══ Extracted information ══

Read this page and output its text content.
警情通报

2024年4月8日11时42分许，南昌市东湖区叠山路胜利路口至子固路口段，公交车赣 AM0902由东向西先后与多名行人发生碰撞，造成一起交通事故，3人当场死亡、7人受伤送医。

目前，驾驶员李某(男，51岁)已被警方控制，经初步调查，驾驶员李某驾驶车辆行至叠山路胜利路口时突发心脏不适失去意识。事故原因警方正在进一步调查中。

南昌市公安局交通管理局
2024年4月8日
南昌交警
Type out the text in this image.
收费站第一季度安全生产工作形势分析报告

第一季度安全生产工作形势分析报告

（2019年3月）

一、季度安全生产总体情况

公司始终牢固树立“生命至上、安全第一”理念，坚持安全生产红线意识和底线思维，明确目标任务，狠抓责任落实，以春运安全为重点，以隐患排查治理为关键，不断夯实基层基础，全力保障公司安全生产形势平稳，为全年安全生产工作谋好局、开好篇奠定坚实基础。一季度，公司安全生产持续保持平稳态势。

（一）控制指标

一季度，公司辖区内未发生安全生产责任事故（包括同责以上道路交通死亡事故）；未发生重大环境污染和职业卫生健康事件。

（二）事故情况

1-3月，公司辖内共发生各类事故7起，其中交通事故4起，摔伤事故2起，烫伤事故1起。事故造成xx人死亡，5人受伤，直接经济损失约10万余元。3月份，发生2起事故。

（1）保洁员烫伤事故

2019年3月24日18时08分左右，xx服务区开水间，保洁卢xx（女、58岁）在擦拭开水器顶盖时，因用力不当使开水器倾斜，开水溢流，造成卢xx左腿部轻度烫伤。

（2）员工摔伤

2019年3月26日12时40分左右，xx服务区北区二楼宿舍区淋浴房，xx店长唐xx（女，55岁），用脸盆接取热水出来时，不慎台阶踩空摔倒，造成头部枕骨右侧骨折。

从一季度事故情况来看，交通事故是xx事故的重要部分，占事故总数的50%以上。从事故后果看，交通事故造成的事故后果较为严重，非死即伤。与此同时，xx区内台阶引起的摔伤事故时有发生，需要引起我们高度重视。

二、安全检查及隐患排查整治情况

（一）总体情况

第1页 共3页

═══

Problem to work on >>
Reproduce the entries above in full by retyping them exactly.

The completed task >>
Read this page and output its text content.
警情通报

2024年4月8日11时42分许，南昌市东湖区叠山路胜利路口至子固路口段，公交车赣 AM0902由东向西先后与多名行人发生碰撞，造成一起交通事故，3人当场死亡、7人受伤送医。

目前，驾驶员李某(男，51岁)已被警方控制，经初步调查，驾驶员李某驾驶车辆行至叠山路胜利路口时突发心脏不适失去意识。事故原因警方正在进一步调查中。

南昌市公安局交通管理局
2024年4月8日
南昌交警
Type out the text in this image.
收费站第一季度安全生产工作形势分析报告

第一季度安全生产工作形势分析报告

（2019年3月）

一、季度安全生产总体情况

公司始终牢固树立“生命至上、安全第一”理念，坚持安全生产红线意识和底线思维，明确目标任务，狠抓责任落实，以春运安全为重点，以隐患排查治理为关键，不断夯实基层基础，全力保障公司安全生产形势平稳，为全年安全生产工作谋好局、开好篇奠定坚实基础。一季度，公司安全生产持续保持平稳态势。

（一）控制指标

一季度，公司辖区内未发生安全生产责任事故（包括同责以上道路交通死亡事故）；未发生重大环境污染和职业卫生健康事件。

（二）事故情况

1-3月，公司辖内共发生各类事故7起，其中交通事故4起，摔伤事故2起，烫伤事故1起。事故造成xx人死亡，5人受伤，直接经济损失约10万余元。3月份，发生2起事故。

（1）保洁员烫伤事故

2019年3月24日18时08分左右，xx服务区开水间，保洁卢xx（女、58岁）在擦拭开水器顶盖时，因用力不当使开水器倾斜，开水溢流，造成卢xx左腿部轻度烫伤。

（2）员工摔伤

2019年3月26日12时40分左右，xx服务区北区二楼宿舍区淋浴房，xx店长唐xx（女，55岁），用脸盆接取热水出来时，不慎台阶踩空摔倒，造成头部枕骨右侧骨折。

从一季度事故情况来看，交通事故是xx事故的重要部分，占事故总数的50%以上。从事故后果看，交通事故造成的事故后果较为严重，非死即伤。与此同时，xx区内台阶引起的摔伤事故时有发生，需要引起我们高度重视。

二、安全检查及隐患排查整治情况

（一）总体情况

第1页 共3页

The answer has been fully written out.